* **AIM**
Swap "Sand Springs" for "Broken Arrow" wherever it occurs in the items below, and reproduce every line with nothing else altered.

* **DATA PROVIDED**
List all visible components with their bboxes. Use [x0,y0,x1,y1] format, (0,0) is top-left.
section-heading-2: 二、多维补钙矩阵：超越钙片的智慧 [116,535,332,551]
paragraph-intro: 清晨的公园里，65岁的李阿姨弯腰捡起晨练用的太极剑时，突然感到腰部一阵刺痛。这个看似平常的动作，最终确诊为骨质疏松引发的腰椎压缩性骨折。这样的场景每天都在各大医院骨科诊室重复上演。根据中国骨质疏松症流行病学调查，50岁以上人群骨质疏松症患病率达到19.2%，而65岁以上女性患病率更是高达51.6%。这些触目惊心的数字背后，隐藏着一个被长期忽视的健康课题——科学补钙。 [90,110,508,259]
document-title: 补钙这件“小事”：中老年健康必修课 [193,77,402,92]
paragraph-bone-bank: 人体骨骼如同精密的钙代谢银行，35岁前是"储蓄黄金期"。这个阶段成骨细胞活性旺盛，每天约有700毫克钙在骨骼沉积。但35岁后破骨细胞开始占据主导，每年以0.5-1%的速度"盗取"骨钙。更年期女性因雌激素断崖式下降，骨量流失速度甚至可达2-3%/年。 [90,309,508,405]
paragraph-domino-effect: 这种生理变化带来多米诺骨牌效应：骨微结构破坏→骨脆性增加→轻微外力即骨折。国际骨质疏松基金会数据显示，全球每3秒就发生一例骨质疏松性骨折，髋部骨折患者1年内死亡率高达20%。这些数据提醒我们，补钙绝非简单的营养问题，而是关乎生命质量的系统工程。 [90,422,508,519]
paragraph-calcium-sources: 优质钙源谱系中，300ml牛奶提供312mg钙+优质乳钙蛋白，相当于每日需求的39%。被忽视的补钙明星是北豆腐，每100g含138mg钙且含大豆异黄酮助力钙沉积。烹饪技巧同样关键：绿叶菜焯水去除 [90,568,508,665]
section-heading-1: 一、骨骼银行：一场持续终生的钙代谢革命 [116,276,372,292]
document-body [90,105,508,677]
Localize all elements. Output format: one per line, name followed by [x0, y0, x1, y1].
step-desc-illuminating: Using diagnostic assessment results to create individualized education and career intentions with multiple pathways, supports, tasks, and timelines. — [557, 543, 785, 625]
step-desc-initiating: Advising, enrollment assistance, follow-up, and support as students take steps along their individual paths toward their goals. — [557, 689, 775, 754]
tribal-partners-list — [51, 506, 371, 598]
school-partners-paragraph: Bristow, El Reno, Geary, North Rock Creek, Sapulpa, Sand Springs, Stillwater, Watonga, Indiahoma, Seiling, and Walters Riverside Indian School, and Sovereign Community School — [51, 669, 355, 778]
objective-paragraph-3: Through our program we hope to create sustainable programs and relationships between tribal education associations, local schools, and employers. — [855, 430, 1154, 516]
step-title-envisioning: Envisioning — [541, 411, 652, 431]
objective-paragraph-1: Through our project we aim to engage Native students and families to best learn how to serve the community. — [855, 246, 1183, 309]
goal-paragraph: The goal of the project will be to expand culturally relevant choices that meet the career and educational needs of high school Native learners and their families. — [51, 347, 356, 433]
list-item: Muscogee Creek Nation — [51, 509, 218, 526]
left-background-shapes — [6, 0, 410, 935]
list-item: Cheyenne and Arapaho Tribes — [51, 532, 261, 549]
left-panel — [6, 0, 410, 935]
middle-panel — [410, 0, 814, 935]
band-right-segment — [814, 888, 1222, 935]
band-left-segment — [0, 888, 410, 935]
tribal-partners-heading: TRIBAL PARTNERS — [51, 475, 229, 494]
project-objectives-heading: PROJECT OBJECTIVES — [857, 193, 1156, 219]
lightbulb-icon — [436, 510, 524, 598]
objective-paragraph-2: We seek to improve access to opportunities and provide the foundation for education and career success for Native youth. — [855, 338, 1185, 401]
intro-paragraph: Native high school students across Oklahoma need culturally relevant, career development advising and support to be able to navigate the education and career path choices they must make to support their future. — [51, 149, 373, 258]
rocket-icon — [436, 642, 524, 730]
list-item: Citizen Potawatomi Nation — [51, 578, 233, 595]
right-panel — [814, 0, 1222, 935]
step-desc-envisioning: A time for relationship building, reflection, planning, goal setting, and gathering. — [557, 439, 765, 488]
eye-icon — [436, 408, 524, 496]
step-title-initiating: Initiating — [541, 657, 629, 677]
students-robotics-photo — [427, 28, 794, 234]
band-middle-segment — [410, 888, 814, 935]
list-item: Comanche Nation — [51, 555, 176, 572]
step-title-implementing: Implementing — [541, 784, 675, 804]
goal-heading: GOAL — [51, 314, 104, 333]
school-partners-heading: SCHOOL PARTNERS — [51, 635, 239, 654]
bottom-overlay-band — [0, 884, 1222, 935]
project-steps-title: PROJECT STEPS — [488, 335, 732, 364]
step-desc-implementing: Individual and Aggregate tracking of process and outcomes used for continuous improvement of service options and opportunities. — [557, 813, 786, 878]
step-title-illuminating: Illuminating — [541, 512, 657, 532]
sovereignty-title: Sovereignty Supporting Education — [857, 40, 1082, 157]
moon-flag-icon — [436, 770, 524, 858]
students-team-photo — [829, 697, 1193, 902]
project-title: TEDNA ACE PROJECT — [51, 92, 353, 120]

* **RESULT**
List all visible components with their bboxes. Use [x0,y0,x1,y1] format, (0,0) is top-left.
section-heading-2: 二、多维补钙矩阵：超越钙片的智慧 [116,535,332,551]
paragraph-intro: 清晨的公园里，65岁的李阿姨弯腰捡起晨练用的太极剑时，突然感到腰部一阵刺痛。这个看似平常的动作，最终确诊为骨质疏松引发的腰椎压缩性骨折。这样的场景每天都在各大医院骨科诊室重复上演。根据中国骨质疏松症流行病学调查，50岁以上人群骨质疏松症患病率达到19.2%，而65岁以上女性患病率更是高达51.6%。这些触目惊心的数字背后，隐藏着一个被长期忽视的健康课题——科学补钙。 [90,110,508,259]
document-title: 补钙这件“小事”：中老年健康必修课 [193,77,402,92]
paragraph-bone-bank: 人体骨骼如同精密的钙代谢银行，35岁前是"储蓄黄金期"。这个阶段成骨细胞活性旺盛，每天约有700毫克钙在骨骼沉积。但35岁后破骨细胞开始占据主导，每年以0.5-1%的速度"盗取"骨钙。更年期女性因雌激素断崖式下降，骨量流失速度甚至可达2-3%/年。 [90,309,508,405]
paragraph-domino-effect: 这种生理变化带来多米诺骨牌效应：骨微结构破坏→骨脆性增加→轻微外力即骨折。国际骨质疏松基金会数据显示，全球每3秒就发生一例骨质疏松性骨折，髋部骨折患者1年内死亡率高达20%。这些数据提醒我们，补钙绝非简单的营养问题，而是关乎生命质量的系统工程。 [90,422,508,519]
paragraph-calcium-sources: 优质钙源谱系中，300ml牛奶提供312mg钙+优质乳钙蛋白，相当于每日需求的39%。被忽视的补钙明星是北豆腐，每100g含138mg钙且含大豆异黄酮助力钙沉积。烹饪技巧同样关键：绿叶菜焯水去除 [90,568,508,665]
section-heading-1: 一、骨骼银行：一场持续终生的钙代谢革命 [116,276,372,292]
document-body [90,105,508,677]
Localize all elements. Output format: one per line, name followed by [x0, y0, x1, y1].
step-desc-illuminating: Using diagnostic assessment results to create individualized education and career intentions with multiple pathways, supports, tasks, and timelines. — [557, 543, 785, 625]
step-desc-initiating: Advising, enrollment assistance, follow-up, and support as students take steps along their individual paths toward their goals. — [557, 689, 775, 754]
tribal-partners-list — [51, 506, 371, 598]
school-partners-paragraph: Bristow, El Reno, Geary, North Rock Creek, Sapulpa, Broken Arrow, Stillwater, Watonga, Indiahoma, Seiling, and Walters Riverside Indian School, and Sovereign Community School — [51, 669, 355, 778]
objective-paragraph-3: Through our program we hope to create sustainable programs and relationships between tribal education associations, local schools, and employers. — [855, 430, 1154, 516]
step-title-envisioning: Envisioning — [541, 411, 652, 431]
objective-paragraph-1: Through our project we aim to engage Native students and families to best learn how to serve the community. — [855, 246, 1183, 309]
goal-paragraph: The goal of the project will be to expand culturally relevant choices that meet the career and educational needs of high school Native learners and their families. — [51, 347, 356, 433]
list-item: Muscogee Creek Nation — [51, 509, 218, 526]
left-background-shapes — [6, 0, 410, 935]
list-item: Cheyenne and Arapaho Tribes — [51, 532, 261, 549]
left-panel — [6, 0, 410, 935]
middle-panel — [410, 0, 814, 935]
band-right-segment — [814, 888, 1222, 935]
band-left-segment — [0, 888, 410, 935]
tribal-partners-heading: TRIBAL PARTNERS — [51, 475, 229, 494]
project-objectives-heading: PROJECT OBJECTIVES — [857, 193, 1156, 219]
lightbulb-icon — [436, 510, 524, 598]
objective-paragraph-2: We seek to improve access to opportunities and provide the foundation for education and career success for Native youth. — [855, 338, 1185, 401]
intro-paragraph: Native high school students across Oklahoma need culturally relevant, career development advising and support to be able to navigate the education and career path choices they must make to support their future. — [51, 149, 373, 258]
rocket-icon — [436, 642, 524, 730]
list-item: Citizen Potawatomi Nation — [51, 578, 233, 595]
right-panel — [814, 0, 1222, 935]
step-desc-envisioning: A time for relationship building, reflection, planning, goal setting, and gathering. — [557, 439, 765, 488]
eye-icon — [436, 408, 524, 496]
step-title-initiating: Initiating — [541, 657, 629, 677]
students-robotics-photo — [427, 28, 794, 234]
band-middle-segment — [410, 888, 814, 935]
list-item: Comanche Nation — [51, 555, 176, 572]
step-title-implementing: Implementing — [541, 784, 675, 804]
goal-heading: GOAL — [51, 314, 104, 333]
school-partners-heading: SCHOOL PARTNERS — [51, 635, 239, 654]
bottom-overlay-band — [0, 884, 1222, 935]
project-steps-title: PROJECT STEPS — [488, 335, 732, 364]
step-desc-implementing: Individual and Aggregate tracking of process and outcomes used for continuous improvement of service options and opportunities. — [557, 813, 786, 878]
step-title-illuminating: Illuminating — [541, 512, 657, 532]
sovereignty-title: Sovereignty Supporting Education — [857, 40, 1082, 157]
moon-flag-icon — [436, 770, 524, 858]
students-team-photo — [829, 697, 1193, 902]
project-title: TEDNA ACE PROJECT — [51, 92, 353, 120]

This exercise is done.